Records about charts and figures
═══
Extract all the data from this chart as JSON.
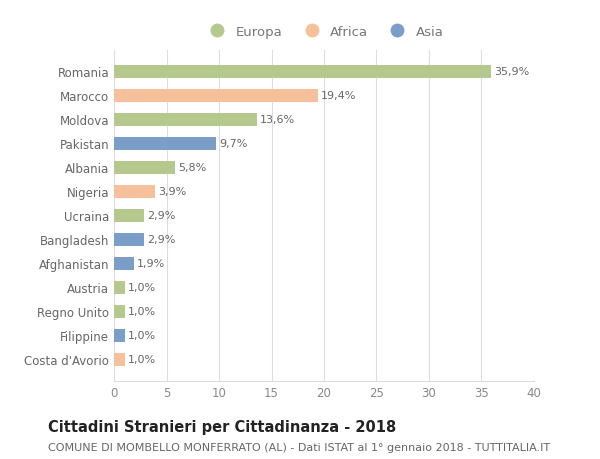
{
  "countries": [
    "Romania",
    "Marocco",
    "Moldova",
    "Pakistan",
    "Albania",
    "Nigeria",
    "Ucraina",
    "Bangladesh",
    "Afghanistan",
    "Austria",
    "Regno Unito",
    "Filippine",
    "Costa d'Avorio"
  ],
  "values": [
    35.9,
    19.4,
    13.6,
    9.7,
    5.8,
    3.9,
    2.9,
    2.9,
    1.9,
    1.0,
    1.0,
    1.0,
    1.0
  ],
  "labels": [
    "35,9%",
    "19,4%",
    "13,6%",
    "9,7%",
    "5,8%",
    "3,9%",
    "2,9%",
    "2,9%",
    "1,9%",
    "1,0%",
    "1,0%",
    "1,0%",
    "1,0%"
  ],
  "continents": [
    "Europa",
    "Africa",
    "Europa",
    "Asia",
    "Europa",
    "Africa",
    "Europa",
    "Asia",
    "Asia",
    "Europa",
    "Europa",
    "Asia",
    "Africa"
  ],
  "colors": {
    "Europa": "#b5c98e",
    "Africa": "#f5c09a",
    "Asia": "#7b9ec9"
  },
  "legend_labels": [
    "Europa",
    "Africa",
    "Asia"
  ],
  "title": "Cittadini Stranieri per Cittadinanza - 2018",
  "subtitle": "COMUNE DI MOMBELLO MONFERRATO (AL) - Dati ISTAT al 1° gennaio 2018 - TUTTITALIA.IT",
  "xlim": [
    0,
    40
  ],
  "xticks": [
    0,
    5,
    10,
    15,
    20,
    25,
    30,
    35,
    40
  ],
  "bg_color": "#ffffff",
  "grid_color": "#dddddd",
  "bar_height": 0.55,
  "title_fontsize": 10.5,
  "subtitle_fontsize": 8,
  "label_fontsize": 8,
  "tick_fontsize": 8.5,
  "legend_fontsize": 9.5
}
═══
Problem to work on: Give all the lines above again, character for character, without pictures.

Answer to the exercise:
Extract all the data from this chart as JSON.
{
  "countries": [
    "Romania",
    "Marocco",
    "Moldova",
    "Pakistan",
    "Albania",
    "Nigeria",
    "Ucraina",
    "Bangladesh",
    "Afghanistan",
    "Austria",
    "Regno Unito",
    "Filippine",
    "Costa d'Avorio"
  ],
  "values": [
    35.9,
    19.4,
    13.6,
    9.7,
    5.8,
    3.9,
    2.9,
    2.9,
    1.9,
    1.0,
    1.0,
    1.0,
    1.0
  ],
  "labels": [
    "35,9%",
    "19,4%",
    "13,6%",
    "9,7%",
    "5,8%",
    "3,9%",
    "2,9%",
    "2,9%",
    "1,9%",
    "1,0%",
    "1,0%",
    "1,0%",
    "1,0%"
  ],
  "continents": [
    "Europa",
    "Africa",
    "Europa",
    "Asia",
    "Europa",
    "Africa",
    "Europa",
    "Asia",
    "Asia",
    "Europa",
    "Europa",
    "Asia",
    "Africa"
  ],
  "colors": {
    "Europa": "#b5c98e",
    "Africa": "#f5c09a",
    "Asia": "#7b9ec9"
  },
  "legend_labels": [
    "Europa",
    "Africa",
    "Asia"
  ],
  "title": "Cittadini Stranieri per Cittadinanza - 2018",
  "subtitle": "COMUNE DI MOMBELLO MONFERRATO (AL) - Dati ISTAT al 1° gennaio 2018 - TUTTITALIA.IT",
  "xlim": [
    0,
    40
  ],
  "xticks": [
    0,
    5,
    10,
    15,
    20,
    25,
    30,
    35,
    40
  ],
  "bg_color": "#ffffff",
  "grid_color": "#dddddd",
  "bar_height": 0.55,
  "title_fontsize": 10.5,
  "subtitle_fontsize": 8,
  "label_fontsize": 8,
  "tick_fontsize": 8.5,
  "legend_fontsize": 9.5
}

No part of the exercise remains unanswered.